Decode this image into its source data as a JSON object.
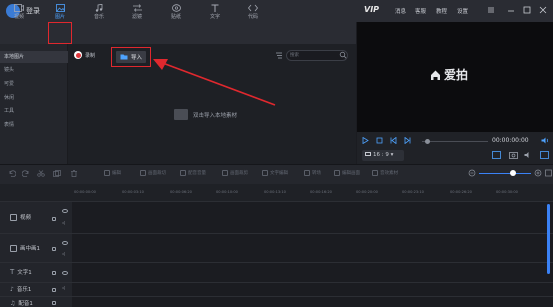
{
  "titlebar": {
    "login": "登录",
    "vip": "VIP",
    "menu": [
      "消息",
      "客服",
      "教程",
      "设置"
    ]
  },
  "tabs": [
    {
      "label": "视频",
      "icon": "video-icon"
    },
    {
      "label": "图片",
      "icon": "image-icon",
      "active": true
    },
    {
      "label": "音乐",
      "icon": "music-icon"
    },
    {
      "label": "滤镜",
      "icon": "filter-icon"
    },
    {
      "label": "贴纸",
      "icon": "sticker-icon"
    },
    {
      "label": "文字",
      "icon": "text-icon"
    },
    {
      "label": "代码",
      "icon": "code-icon"
    }
  ],
  "categories": [
    "本地图片",
    "镜头",
    "可爱",
    "休闲",
    "工具",
    "表情"
  ],
  "media": {
    "record_label": "录制",
    "import_label": "导入",
    "search_placeholder": "搜索",
    "empty_hint": "双击导入本地素材"
  },
  "preview": {
    "brand": "爱拍",
    "timecode": "00:00:00:00",
    "ratio": "16 : 9"
  },
  "toolbar": [
    "编辑",
    "画面裁切",
    "配音音量",
    "画面裁剪",
    "文字编辑",
    "转场",
    "编辑画面",
    "音效素材"
  ],
  "ruler": [
    "00:00:00:00",
    "00:00:03:10",
    "00:00:06:20",
    "00:00:10:00",
    "00:00:13:10",
    "00:00:16:20",
    "00:00:20:00",
    "00:00:23:10",
    "00:00:26:20",
    "00:00:30:00"
  ],
  "tracks": [
    {
      "label": "视频",
      "icon": "video-track-icon"
    },
    {
      "label": "画中画1",
      "icon": "pip-track-icon"
    },
    {
      "label": "文字1",
      "icon": "text-track-icon"
    },
    {
      "label": "音乐1",
      "icon": "music-track-icon"
    },
    {
      "label": "配音1",
      "icon": "voice-track-icon"
    }
  ],
  "colors": {
    "accent": "#3b82f6",
    "highlight": "#e0282e",
    "active_tab": "#4ea3ff"
  }
}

::::::

**TASK STATEMENT**
Return each line among the entries that holds the word "music".

**WRITTEN SOLUTION**
      "icon": "music-icon"
      "icon": "music-track-icon"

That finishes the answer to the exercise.